*Entries with figure data*
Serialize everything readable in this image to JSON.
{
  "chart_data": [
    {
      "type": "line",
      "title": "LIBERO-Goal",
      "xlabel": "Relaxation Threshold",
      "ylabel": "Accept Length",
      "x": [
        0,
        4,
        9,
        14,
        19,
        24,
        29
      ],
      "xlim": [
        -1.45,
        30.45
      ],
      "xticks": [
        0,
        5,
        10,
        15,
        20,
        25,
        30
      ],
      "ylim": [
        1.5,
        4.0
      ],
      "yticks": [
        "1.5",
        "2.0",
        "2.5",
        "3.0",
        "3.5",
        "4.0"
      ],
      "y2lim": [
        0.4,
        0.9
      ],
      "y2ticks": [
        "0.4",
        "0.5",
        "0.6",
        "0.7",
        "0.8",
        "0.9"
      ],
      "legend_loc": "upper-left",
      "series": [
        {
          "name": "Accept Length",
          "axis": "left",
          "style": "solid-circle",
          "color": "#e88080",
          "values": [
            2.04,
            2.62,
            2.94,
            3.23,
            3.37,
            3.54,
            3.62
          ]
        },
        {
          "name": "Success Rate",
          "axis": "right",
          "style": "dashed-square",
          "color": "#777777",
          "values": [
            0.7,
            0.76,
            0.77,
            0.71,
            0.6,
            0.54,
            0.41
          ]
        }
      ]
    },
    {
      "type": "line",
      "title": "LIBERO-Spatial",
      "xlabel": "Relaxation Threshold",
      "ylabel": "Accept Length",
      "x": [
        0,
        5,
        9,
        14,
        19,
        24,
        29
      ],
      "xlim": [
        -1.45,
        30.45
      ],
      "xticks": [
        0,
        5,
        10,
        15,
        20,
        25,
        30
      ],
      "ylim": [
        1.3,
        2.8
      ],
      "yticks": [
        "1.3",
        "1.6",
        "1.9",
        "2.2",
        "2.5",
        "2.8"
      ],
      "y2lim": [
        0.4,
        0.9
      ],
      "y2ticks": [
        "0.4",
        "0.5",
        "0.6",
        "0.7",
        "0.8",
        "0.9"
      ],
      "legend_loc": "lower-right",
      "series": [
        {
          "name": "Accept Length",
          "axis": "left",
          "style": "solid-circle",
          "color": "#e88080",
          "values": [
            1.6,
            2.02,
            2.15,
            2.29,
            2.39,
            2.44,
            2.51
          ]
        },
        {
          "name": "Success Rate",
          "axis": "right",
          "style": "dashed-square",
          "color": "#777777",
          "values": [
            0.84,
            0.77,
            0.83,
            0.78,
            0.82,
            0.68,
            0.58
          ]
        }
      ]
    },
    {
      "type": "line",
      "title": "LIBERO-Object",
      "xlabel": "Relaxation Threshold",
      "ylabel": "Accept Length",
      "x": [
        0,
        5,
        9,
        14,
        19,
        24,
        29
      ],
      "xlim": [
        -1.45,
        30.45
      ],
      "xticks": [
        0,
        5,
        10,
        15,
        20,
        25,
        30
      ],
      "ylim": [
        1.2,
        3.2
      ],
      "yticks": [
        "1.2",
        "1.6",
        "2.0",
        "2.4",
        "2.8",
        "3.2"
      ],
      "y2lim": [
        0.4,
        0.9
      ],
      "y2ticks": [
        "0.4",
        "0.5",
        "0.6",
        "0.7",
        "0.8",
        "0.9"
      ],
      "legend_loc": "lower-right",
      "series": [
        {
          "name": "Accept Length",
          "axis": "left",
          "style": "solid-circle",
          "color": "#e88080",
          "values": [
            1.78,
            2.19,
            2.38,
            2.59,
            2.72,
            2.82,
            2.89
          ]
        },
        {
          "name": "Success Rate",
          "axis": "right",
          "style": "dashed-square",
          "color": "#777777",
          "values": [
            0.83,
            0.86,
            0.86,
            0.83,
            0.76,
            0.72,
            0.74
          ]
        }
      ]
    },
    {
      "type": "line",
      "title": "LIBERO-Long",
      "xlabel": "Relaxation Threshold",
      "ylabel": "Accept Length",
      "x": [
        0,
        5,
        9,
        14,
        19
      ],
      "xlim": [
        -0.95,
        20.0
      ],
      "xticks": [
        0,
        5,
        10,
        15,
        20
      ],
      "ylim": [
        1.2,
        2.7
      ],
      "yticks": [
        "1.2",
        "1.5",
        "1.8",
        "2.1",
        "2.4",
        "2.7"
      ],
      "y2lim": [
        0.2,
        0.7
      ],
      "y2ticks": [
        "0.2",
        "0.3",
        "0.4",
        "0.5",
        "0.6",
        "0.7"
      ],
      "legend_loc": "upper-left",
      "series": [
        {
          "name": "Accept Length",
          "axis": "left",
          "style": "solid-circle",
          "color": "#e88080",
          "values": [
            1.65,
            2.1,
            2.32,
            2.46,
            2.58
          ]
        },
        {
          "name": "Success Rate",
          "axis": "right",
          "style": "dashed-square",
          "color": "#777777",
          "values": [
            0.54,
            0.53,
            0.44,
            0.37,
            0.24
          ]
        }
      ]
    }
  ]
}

*What is expected*
Copy all the records above precisely.

*The completed task*
Serialize everything readable in this image to JSON.
{
  "chart_data": [
    {
      "type": "line",
      "title": "LIBERO-Goal",
      "xlabel": "Relaxation Threshold",
      "ylabel": "Accept Length",
      "x": [
        0,
        4,
        9,
        14,
        19,
        24,
        29
      ],
      "xlim": [
        -1.45,
        30.45
      ],
      "xticks": [
        0,
        5,
        10,
        15,
        20,
        25,
        30
      ],
      "ylim": [
        1.5,
        4.0
      ],
      "yticks": [
        "1.5",
        "2.0",
        "2.5",
        "3.0",
        "3.5",
        "4.0"
      ],
      "y2lim": [
        0.4,
        0.9
      ],
      "y2ticks": [
        "0.4",
        "0.5",
        "0.6",
        "0.7",
        "0.8",
        "0.9"
      ],
      "legend_loc": "upper-left",
      "series": [
        {
          "name": "Accept Length",
          "axis": "left",
          "style": "solid-circle",
          "color": "#e88080",
          "values": [
            2.04,
            2.62,
            2.94,
            3.23,
            3.37,
            3.54,
            3.62
          ]
        },
        {
          "name": "Success Rate",
          "axis": "right",
          "style": "dashed-square",
          "color": "#777777",
          "values": [
            0.7,
            0.76,
            0.77,
            0.71,
            0.6,
            0.54,
            0.41
          ]
        }
      ]
    },
    {
      "type": "line",
      "title": "LIBERO-Spatial",
      "xlabel": "Relaxation Threshold",
      "ylabel": "Accept Length",
      "x": [
        0,
        5,
        9,
        14,
        19,
        24,
        29
      ],
      "xlim": [
        -1.45,
        30.45
      ],
      "xticks": [
        0,
        5,
        10,
        15,
        20,
        25,
        30
      ],
      "ylim": [
        1.3,
        2.8
      ],
      "yticks": [
        "1.3",
        "1.6",
        "1.9",
        "2.2",
        "2.5",
        "2.8"
      ],
      "y2lim": [
        0.4,
        0.9
      ],
      "y2ticks": [
        "0.4",
        "0.5",
        "0.6",
        "0.7",
        "0.8",
        "0.9"
      ],
      "legend_loc": "lower-right",
      "series": [
        {
          "name": "Accept Length",
          "axis": "left",
          "style": "solid-circle",
          "color": "#e88080",
          "values": [
            1.6,
            2.02,
            2.15,
            2.29,
            2.39,
            2.44,
            2.51
          ]
        },
        {
          "name": "Success Rate",
          "axis": "right",
          "style": "dashed-square",
          "color": "#777777",
          "values": [
            0.84,
            0.77,
            0.83,
            0.78,
            0.82,
            0.68,
            0.58
          ]
        }
      ]
    },
    {
      "type": "line",
      "title": "LIBERO-Object",
      "xlabel": "Relaxation Threshold",
      "ylabel": "Accept Length",
      "x": [
        0,
        5,
        9,
        14,
        19,
        24,
        29
      ],
      "xlim": [
        -1.45,
        30.45
      ],
      "xticks": [
        0,
        5,
        10,
        15,
        20,
        25,
        30
      ],
      "ylim": [
        1.2,
        3.2
      ],
      "yticks": [
        "1.2",
        "1.6",
        "2.0",
        "2.4",
        "2.8",
        "3.2"
      ],
      "y2lim": [
        0.4,
        0.9
      ],
      "y2ticks": [
        "0.4",
        "0.5",
        "0.6",
        "0.7",
        "0.8",
        "0.9"
      ],
      "legend_loc": "lower-right",
      "series": [
        {
          "name": "Accept Length",
          "axis": "left",
          "style": "solid-circle",
          "color": "#e88080",
          "values": [
            1.78,
            2.19,
            2.38,
            2.59,
            2.72,
            2.82,
            2.89
          ]
        },
        {
          "name": "Success Rate",
          "axis": "right",
          "style": "dashed-square",
          "color": "#777777",
          "values": [
            0.83,
            0.86,
            0.86,
            0.83,
            0.76,
            0.72,
            0.74
          ]
        }
      ]
    },
    {
      "type": "line",
      "title": "LIBERO-Long",
      "xlabel": "Relaxation Threshold",
      "ylabel": "Accept Length",
      "x": [
        0,
        5,
        9,
        14,
        19
      ],
      "xlim": [
        -0.95,
        20.0
      ],
      "xticks": [
        0,
        5,
        10,
        15,
        20
      ],
      "ylim": [
        1.2,
        2.7
      ],
      "yticks": [
        "1.2",
        "1.5",
        "1.8",
        "2.1",
        "2.4",
        "2.7"
      ],
      "y2lim": [
        0.2,
        0.7
      ],
      "y2ticks": [
        "0.2",
        "0.3",
        "0.4",
        "0.5",
        "0.6",
        "0.7"
      ],
      "legend_loc": "upper-left",
      "series": [
        {
          "name": "Accept Length",
          "axis": "left",
          "style": "solid-circle",
          "color": "#e88080",
          "values": [
            1.65,
            2.1,
            2.32,
            2.46,
            2.58
          ]
        },
        {
          "name": "Success Rate",
          "axis": "right",
          "style": "dashed-square",
          "color": "#777777",
          "values": [
            0.54,
            0.53,
            0.44,
            0.37,
            0.24
          ]
        }
      ]
    }
  ]
}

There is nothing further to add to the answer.